(Source data)

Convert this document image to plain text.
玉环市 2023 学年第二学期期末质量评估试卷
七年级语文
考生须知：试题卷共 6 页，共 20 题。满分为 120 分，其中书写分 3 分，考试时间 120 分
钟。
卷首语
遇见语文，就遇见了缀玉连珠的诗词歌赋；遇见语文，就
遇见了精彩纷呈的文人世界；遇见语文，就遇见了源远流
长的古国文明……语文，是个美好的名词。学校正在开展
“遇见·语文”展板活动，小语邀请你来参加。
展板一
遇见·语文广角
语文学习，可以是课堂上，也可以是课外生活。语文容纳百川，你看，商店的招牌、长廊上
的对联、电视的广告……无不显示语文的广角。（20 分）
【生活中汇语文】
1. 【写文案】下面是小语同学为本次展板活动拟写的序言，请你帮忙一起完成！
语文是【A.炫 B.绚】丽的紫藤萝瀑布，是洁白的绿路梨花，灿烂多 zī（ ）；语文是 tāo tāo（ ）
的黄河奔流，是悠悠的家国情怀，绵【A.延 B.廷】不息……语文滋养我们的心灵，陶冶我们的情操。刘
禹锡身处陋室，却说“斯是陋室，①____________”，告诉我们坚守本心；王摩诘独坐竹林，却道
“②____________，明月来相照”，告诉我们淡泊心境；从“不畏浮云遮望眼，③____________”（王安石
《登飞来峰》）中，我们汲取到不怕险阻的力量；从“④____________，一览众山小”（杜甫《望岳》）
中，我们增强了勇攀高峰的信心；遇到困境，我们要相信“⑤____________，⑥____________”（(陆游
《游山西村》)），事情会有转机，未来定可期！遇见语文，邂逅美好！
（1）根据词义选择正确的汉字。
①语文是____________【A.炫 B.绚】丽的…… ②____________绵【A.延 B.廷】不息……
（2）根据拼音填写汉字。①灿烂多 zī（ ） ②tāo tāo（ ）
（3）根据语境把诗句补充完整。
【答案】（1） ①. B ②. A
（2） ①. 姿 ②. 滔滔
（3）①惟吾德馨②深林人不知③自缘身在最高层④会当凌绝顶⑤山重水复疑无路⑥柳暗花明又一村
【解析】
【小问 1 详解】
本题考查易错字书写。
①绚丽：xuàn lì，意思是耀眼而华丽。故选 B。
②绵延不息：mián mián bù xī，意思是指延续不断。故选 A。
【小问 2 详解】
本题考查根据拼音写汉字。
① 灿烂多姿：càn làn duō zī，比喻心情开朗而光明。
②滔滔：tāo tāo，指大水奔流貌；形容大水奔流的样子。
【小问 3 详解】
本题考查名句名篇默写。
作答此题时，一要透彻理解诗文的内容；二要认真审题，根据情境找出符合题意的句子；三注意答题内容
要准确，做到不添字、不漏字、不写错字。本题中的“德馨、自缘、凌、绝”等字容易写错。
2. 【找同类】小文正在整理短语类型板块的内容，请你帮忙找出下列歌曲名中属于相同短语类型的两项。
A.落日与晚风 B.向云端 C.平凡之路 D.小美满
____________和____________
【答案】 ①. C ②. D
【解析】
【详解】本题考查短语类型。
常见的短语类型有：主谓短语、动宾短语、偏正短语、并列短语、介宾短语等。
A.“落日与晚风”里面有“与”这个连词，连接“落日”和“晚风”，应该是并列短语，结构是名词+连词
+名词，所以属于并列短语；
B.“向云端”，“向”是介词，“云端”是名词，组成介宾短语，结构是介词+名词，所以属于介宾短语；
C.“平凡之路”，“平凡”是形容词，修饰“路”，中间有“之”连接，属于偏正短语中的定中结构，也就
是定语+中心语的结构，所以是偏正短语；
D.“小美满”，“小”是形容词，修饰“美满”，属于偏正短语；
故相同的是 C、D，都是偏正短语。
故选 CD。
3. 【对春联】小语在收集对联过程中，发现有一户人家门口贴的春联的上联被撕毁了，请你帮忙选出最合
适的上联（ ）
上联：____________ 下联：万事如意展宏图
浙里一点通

§ **Work required**
Identify each line containing the string "平凡之路" and copy it out.

§ **Answer for this exercise**
A.落日与晚风 B.向云端 C.平凡之路 D.小美满
C.“平凡之路”，“平凡”是形容词，修饰“路”，中间有“之”连接，属于偏正短语中的定中结构，也就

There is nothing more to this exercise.